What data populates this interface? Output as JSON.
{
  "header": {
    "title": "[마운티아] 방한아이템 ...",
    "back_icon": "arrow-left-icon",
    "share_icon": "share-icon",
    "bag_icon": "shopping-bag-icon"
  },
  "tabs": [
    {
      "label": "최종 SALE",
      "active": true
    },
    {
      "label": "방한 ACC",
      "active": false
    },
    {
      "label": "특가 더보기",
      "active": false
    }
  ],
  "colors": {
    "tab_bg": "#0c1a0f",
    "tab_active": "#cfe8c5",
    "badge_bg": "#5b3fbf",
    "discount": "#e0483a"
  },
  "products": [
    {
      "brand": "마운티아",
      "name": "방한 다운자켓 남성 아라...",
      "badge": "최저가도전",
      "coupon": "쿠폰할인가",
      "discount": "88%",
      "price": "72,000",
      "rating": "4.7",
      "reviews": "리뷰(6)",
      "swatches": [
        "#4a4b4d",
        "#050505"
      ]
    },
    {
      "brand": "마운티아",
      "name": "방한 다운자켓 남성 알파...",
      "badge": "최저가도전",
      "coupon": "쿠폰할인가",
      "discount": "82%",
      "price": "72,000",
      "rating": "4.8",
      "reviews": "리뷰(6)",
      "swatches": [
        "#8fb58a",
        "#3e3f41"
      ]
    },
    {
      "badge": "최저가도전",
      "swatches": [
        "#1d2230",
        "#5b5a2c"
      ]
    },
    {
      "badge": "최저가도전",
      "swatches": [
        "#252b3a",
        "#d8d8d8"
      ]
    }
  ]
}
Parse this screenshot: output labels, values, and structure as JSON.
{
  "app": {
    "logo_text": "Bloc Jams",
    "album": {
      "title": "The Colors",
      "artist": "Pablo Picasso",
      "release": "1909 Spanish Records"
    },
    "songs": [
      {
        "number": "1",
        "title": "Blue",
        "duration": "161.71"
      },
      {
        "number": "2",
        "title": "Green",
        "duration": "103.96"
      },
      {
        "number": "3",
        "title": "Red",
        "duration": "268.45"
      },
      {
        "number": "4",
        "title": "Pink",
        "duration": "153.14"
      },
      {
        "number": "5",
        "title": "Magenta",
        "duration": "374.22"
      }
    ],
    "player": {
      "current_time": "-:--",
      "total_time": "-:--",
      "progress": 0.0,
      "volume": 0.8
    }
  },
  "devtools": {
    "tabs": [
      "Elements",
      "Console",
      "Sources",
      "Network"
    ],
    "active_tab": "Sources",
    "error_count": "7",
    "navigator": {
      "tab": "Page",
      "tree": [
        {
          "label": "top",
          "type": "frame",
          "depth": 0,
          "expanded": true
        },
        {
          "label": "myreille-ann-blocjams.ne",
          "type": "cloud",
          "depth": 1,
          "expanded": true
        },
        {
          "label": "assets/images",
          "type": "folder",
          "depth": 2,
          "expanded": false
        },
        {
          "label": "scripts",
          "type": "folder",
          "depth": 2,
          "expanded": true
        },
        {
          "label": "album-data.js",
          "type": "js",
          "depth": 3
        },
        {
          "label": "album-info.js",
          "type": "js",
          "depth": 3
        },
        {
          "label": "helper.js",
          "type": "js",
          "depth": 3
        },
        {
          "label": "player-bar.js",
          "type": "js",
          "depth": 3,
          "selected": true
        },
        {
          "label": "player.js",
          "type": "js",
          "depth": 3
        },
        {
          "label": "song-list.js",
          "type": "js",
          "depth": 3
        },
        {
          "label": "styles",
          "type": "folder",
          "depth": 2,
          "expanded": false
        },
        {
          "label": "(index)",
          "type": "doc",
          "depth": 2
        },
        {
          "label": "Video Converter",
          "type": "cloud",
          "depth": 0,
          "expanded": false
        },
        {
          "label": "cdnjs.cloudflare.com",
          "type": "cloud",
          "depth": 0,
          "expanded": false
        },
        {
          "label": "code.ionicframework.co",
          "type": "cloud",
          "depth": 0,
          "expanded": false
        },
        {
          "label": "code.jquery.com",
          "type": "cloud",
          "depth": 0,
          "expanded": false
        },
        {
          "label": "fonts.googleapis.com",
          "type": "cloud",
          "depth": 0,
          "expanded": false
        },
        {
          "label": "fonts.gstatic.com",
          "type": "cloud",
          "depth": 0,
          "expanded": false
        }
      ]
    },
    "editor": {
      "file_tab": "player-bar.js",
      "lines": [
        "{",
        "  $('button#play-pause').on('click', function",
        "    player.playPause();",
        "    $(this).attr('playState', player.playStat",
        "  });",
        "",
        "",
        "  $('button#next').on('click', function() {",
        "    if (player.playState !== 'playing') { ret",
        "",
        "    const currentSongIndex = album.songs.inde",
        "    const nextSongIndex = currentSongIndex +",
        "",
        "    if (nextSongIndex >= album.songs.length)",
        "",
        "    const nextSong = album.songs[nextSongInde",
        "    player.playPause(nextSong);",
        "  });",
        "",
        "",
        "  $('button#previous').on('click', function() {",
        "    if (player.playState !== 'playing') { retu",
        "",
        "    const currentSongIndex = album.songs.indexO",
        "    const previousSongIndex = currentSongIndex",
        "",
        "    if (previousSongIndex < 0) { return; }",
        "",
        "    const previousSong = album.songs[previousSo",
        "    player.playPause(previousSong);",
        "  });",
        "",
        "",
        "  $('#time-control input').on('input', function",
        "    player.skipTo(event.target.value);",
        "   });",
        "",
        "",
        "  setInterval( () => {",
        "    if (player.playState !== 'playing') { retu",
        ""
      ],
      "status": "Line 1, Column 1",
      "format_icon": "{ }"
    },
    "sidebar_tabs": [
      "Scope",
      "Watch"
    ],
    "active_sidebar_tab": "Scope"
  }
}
# # # # # # #
DIRECTION =>
Only lines that contain the word "playState" are wanted; copy each of them.

COMPLETE OUTPUT =>
        "    $(this).attr('playState', player.playStat",
        "    if (player.playState !== 'playing') { ret",
        "    if (player.playState !== 'playing') { retu",
        "    if (player.playState !== 'playing') { retu",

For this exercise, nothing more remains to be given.